Request:
Keep only the lines of the data below that contain "plain", and copy them.

— Start Given information —

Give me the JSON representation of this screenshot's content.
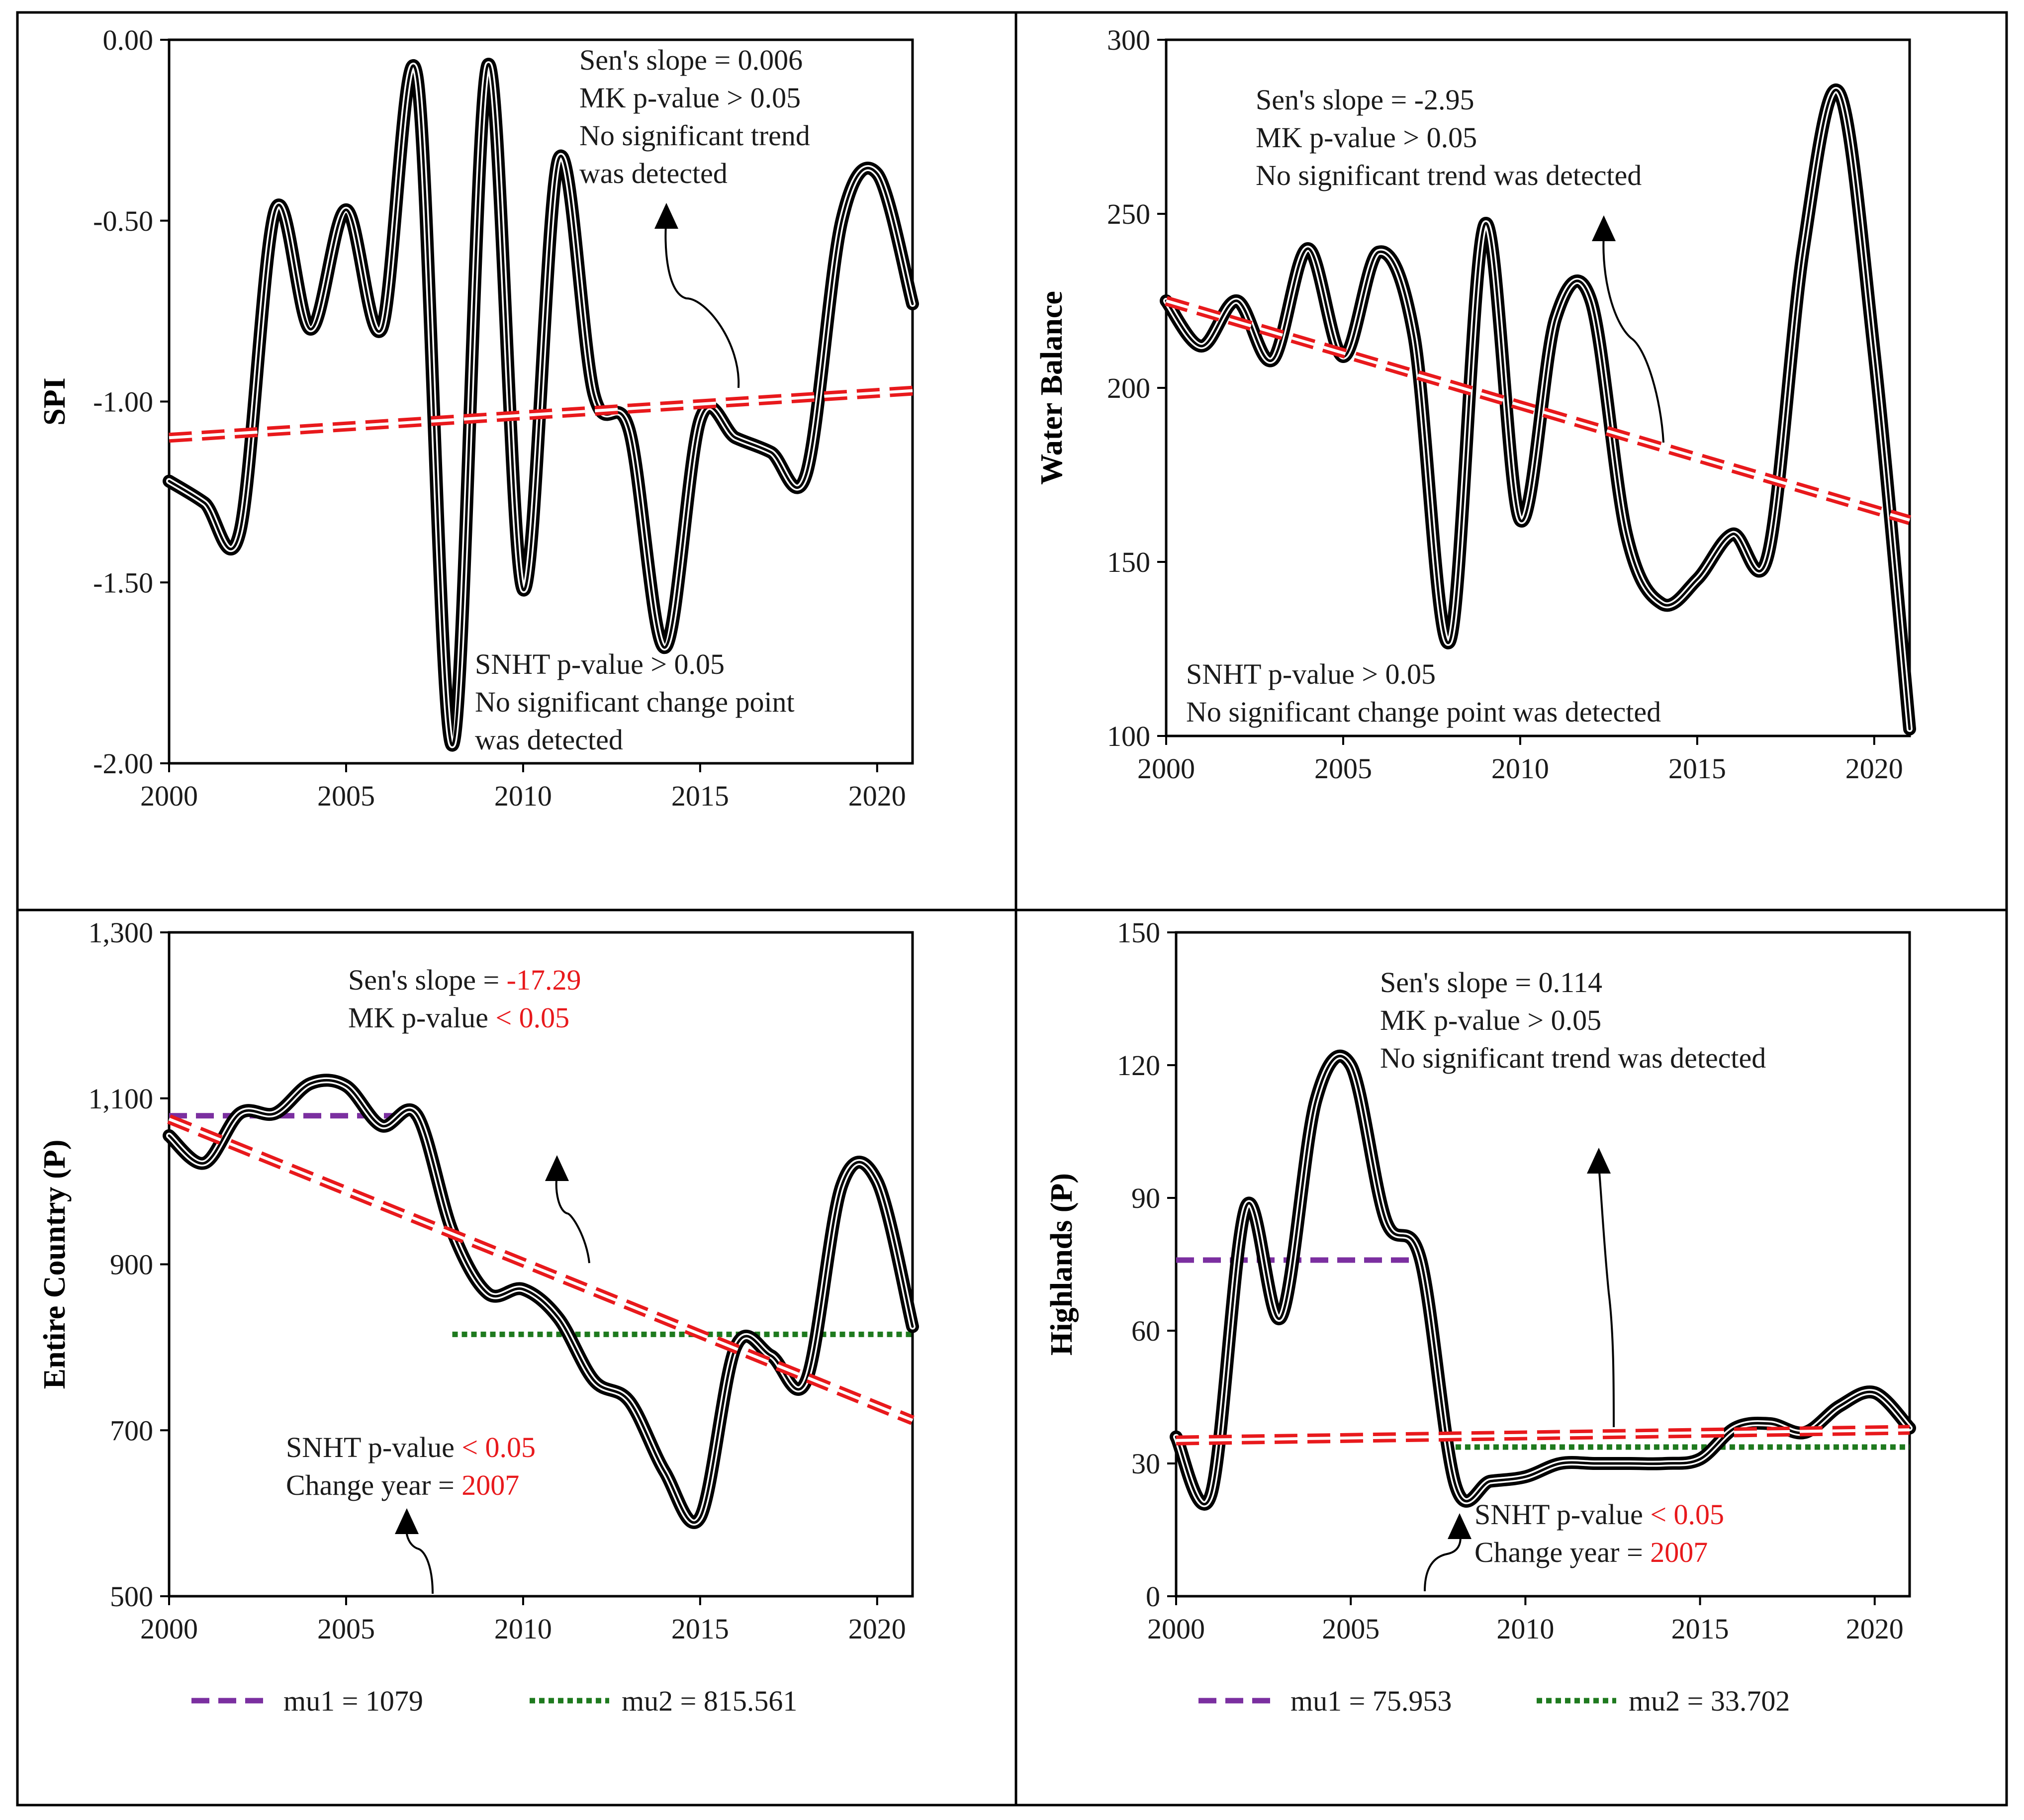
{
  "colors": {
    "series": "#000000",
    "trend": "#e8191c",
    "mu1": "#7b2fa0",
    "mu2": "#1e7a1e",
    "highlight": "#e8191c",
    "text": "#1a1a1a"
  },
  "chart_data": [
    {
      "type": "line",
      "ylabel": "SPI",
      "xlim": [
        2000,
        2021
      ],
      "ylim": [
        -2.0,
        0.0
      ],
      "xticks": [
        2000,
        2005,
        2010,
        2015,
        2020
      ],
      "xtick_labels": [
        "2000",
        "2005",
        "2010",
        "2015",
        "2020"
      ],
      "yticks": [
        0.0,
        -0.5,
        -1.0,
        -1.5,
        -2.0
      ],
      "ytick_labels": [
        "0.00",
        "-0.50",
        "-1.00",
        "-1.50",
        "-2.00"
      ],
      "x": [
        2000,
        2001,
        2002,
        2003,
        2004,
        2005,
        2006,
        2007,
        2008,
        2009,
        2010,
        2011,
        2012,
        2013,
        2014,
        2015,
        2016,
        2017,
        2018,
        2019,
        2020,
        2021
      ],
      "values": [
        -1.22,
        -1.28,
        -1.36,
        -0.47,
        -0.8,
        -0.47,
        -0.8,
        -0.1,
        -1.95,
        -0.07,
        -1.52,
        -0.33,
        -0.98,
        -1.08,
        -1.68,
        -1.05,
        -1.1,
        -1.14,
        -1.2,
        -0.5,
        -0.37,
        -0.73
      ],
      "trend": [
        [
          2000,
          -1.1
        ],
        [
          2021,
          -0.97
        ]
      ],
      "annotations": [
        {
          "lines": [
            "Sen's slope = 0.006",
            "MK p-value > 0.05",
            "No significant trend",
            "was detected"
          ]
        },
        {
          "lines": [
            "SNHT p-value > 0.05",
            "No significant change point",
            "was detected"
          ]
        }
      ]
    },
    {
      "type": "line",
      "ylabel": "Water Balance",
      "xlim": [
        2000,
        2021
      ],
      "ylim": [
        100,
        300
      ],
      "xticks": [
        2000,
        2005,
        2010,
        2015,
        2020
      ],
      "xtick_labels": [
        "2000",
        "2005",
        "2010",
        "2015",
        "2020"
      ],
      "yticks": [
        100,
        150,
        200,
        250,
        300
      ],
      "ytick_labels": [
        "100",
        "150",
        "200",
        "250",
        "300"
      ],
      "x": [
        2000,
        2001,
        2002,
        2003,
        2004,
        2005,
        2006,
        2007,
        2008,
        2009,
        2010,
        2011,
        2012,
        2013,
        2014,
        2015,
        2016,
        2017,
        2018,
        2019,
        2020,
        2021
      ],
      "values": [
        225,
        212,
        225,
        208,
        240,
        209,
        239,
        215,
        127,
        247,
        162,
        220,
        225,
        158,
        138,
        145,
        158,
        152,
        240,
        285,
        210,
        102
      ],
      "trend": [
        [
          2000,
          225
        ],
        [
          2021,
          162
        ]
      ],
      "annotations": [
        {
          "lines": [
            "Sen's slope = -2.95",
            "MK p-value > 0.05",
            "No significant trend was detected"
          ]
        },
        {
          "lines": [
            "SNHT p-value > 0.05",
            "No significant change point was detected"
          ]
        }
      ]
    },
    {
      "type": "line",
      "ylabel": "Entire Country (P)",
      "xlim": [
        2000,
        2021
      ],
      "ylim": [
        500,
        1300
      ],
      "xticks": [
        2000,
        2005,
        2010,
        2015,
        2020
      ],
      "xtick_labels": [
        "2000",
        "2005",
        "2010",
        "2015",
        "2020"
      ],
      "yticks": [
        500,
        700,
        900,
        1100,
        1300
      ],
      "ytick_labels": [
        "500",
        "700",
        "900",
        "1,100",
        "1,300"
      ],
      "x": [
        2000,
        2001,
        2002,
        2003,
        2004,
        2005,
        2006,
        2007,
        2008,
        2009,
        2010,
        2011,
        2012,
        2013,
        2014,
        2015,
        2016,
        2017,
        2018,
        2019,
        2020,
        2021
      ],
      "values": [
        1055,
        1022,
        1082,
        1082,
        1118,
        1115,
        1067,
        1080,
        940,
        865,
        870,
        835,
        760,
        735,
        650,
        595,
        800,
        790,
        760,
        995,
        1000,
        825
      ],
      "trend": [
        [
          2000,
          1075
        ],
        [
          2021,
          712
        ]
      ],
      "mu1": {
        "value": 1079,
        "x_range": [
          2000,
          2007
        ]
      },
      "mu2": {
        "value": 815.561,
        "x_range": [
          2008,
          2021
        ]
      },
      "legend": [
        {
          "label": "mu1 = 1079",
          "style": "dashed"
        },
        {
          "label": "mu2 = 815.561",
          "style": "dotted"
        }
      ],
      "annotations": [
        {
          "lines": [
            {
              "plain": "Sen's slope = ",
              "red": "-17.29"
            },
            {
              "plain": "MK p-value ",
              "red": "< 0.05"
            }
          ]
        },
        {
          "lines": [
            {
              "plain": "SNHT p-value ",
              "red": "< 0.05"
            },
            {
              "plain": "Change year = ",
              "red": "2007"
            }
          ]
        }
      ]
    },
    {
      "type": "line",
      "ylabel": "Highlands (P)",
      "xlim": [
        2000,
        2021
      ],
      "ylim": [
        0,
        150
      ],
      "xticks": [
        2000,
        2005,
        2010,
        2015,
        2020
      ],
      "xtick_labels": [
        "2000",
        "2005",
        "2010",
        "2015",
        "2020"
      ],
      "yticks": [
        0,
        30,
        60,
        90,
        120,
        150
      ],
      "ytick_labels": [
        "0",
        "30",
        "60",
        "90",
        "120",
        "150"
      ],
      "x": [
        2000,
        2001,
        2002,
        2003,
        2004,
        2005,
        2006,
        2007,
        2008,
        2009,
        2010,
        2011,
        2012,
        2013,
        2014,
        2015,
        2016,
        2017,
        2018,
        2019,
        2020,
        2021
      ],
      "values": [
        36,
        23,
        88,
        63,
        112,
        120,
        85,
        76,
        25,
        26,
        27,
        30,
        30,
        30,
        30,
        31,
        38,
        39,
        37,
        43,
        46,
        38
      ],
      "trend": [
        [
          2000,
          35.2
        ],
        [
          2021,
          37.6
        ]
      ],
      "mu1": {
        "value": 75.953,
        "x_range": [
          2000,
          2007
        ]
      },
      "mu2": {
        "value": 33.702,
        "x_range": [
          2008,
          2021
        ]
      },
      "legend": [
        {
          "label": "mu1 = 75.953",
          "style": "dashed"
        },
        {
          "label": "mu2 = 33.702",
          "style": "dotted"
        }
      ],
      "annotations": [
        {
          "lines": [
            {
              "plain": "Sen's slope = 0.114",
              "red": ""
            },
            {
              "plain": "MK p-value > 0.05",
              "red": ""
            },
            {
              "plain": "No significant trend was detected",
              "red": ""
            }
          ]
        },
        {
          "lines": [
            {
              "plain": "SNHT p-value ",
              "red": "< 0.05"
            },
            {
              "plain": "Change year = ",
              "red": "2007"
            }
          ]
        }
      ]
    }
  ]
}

— End Given information —

Task output:
              "plain": "Sen's slope = ",
              "plain": "MK p-value ",
              "plain": "SNHT p-value ",
              "plain": "Change year = ",
              "plain": "Sen's slope = 0.114",
              "plain": "MK p-value > 0.05",
              "plain": "No significant trend was detected",
              "plain": "SNHT p-value ",
              "plain": "Change year = ",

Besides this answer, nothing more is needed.